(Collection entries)
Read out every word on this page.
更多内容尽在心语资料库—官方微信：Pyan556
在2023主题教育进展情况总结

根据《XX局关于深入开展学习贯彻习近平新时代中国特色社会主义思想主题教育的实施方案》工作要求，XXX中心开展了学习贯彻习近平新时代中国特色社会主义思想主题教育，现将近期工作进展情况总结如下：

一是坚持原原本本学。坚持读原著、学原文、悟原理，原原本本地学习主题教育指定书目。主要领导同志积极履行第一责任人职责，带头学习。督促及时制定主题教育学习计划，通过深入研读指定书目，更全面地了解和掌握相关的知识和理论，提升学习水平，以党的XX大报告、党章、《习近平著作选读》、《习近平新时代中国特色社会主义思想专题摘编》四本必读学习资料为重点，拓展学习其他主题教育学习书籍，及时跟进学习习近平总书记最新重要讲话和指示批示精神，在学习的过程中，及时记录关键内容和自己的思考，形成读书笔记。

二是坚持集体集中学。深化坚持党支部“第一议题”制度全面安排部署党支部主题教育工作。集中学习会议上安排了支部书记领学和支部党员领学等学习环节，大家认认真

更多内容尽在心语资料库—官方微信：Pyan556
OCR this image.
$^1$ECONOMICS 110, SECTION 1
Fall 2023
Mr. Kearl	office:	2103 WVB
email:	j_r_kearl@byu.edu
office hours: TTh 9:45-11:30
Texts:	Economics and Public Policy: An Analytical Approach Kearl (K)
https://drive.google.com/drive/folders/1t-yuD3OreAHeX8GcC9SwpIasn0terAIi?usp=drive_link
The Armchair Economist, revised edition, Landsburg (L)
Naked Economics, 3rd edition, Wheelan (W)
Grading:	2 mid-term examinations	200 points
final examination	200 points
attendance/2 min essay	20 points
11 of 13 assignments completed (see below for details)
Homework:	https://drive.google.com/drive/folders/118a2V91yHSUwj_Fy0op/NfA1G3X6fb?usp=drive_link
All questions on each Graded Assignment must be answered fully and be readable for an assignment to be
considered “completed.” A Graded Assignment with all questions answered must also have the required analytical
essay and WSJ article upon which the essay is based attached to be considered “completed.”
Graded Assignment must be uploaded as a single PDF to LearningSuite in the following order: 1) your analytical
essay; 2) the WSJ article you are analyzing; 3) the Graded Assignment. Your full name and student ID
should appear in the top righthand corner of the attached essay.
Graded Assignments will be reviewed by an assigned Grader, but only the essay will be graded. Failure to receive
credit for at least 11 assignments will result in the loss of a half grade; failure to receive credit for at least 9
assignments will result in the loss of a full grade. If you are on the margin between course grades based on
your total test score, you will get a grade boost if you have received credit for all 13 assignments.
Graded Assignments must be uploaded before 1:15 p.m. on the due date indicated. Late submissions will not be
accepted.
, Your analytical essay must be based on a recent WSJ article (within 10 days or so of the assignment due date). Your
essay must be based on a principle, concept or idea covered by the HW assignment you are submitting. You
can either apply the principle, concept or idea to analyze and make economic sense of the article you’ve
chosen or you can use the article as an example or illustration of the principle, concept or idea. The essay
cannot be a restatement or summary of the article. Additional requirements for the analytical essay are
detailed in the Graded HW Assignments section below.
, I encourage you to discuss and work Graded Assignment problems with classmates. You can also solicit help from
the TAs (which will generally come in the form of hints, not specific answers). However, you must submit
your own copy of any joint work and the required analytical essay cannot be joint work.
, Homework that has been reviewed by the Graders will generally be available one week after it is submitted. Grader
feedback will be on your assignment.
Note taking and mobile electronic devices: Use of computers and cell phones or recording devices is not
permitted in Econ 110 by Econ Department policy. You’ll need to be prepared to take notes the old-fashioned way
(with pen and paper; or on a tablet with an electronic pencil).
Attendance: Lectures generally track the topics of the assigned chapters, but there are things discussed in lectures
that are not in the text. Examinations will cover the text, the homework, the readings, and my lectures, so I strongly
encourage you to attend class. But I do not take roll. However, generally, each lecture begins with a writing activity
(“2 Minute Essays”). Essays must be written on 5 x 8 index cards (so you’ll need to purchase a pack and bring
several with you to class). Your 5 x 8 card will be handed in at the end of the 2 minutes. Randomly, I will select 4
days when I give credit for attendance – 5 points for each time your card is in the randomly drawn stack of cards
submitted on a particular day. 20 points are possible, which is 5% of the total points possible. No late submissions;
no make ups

» GIVEN PROBLEM: What is the number of lines in the records that contain the word "generally"? Answer with the number and nothing else.

» CORRECT OUTPUT: 4